Dataset records:
_ _ _

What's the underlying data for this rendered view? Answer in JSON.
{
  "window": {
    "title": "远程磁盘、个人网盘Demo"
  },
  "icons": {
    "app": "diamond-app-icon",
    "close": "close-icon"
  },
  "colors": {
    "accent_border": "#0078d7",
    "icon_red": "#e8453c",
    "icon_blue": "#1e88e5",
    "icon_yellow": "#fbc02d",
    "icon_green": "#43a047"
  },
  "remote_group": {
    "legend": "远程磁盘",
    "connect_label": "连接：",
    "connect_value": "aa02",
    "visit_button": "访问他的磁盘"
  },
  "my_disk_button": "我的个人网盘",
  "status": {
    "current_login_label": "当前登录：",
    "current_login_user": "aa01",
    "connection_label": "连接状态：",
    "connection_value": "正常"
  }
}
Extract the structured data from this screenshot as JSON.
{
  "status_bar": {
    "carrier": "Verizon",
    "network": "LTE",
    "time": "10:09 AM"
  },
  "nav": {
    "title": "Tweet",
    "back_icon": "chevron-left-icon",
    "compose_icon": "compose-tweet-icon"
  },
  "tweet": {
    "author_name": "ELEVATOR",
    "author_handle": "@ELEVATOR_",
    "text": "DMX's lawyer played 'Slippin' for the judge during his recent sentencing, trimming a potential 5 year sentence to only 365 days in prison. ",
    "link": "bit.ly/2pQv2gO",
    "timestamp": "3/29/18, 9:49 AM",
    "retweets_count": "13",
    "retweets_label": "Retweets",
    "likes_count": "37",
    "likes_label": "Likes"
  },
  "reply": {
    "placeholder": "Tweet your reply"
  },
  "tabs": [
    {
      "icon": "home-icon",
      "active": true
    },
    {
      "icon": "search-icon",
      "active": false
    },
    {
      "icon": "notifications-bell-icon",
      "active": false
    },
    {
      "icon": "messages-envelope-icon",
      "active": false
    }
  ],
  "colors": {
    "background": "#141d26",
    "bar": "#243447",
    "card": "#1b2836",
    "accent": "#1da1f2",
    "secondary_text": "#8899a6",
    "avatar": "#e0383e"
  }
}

_ _ _

Could you reproduce every record above exactly as it appears?

What's the underlying data for this rendered view? Answer in JSON.
{
  "window": {
    "title": "远程磁盘、个人网盘Demo"
  },
  "icons": {
    "app": "diamond-app-icon",
    "close": "close-icon"
  },
  "colors": {
    "accent_border": "#0078d7",
    "icon_red": "#e8453c",
    "icon_blue": "#1e88e5",
    "icon_yellow": "#fbc02d",
    "icon_green": "#43a047"
  },
  "remote_group": {
    "legend": "远程磁盘",
    "connect_label": "连接：",
    "connect_value": "aa02",
    "visit_button": "访问他的磁盘"
  },
  "my_disk_button": "我的个人网盘",
  "status": {
    "current_login_label": "当前登录：",
    "current_login_user": "aa01",
    "connection_label": "连接状态：",
    "connection_value": "正常"
  }
}
Extract the structured data from this screenshot as JSON.
{
  "status_bar": {
    "carrier": "Verizon",
    "network": "LTE",
    "time": "10:09 AM"
  },
  "nav": {
    "title": "Tweet",
    "back_icon": "chevron-left-icon",
    "compose_icon": "compose-tweet-icon"
  },
  "tweet": {
    "author_name": "ELEVATOR",
    "author_handle": "@ELEVATOR_",
    "text": "DMX's lawyer played 'Slippin' for the judge during his recent sentencing, trimming a potential 5 year sentence to only 365 days in prison. ",
    "link": "bit.ly/2pQv2gO",
    "timestamp": "3/29/18, 9:49 AM",
    "retweets_count": "13",
    "retweets_label": "Retweets",
    "likes_count": "37",
    "likes_label": "Likes"
  },
  "reply": {
    "placeholder": "Tweet your reply"
  },
  "tabs": [
    {
      "icon": "home-icon",
      "active": true
    },
    {
      "icon": "search-icon",
      "active": false
    },
    {
      "icon": "notifications-bell-icon",
      "active": false
    },
    {
      "icon": "messages-envelope-icon",
      "active": false
    }
  ],
  "colors": {
    "background": "#141d26",
    "bar": "#243447",
    "card": "#1b2836",
    "accent": "#1da1f2",
    "secondary_text": "#8899a6",
    "avatar": "#e0383e"
  }
}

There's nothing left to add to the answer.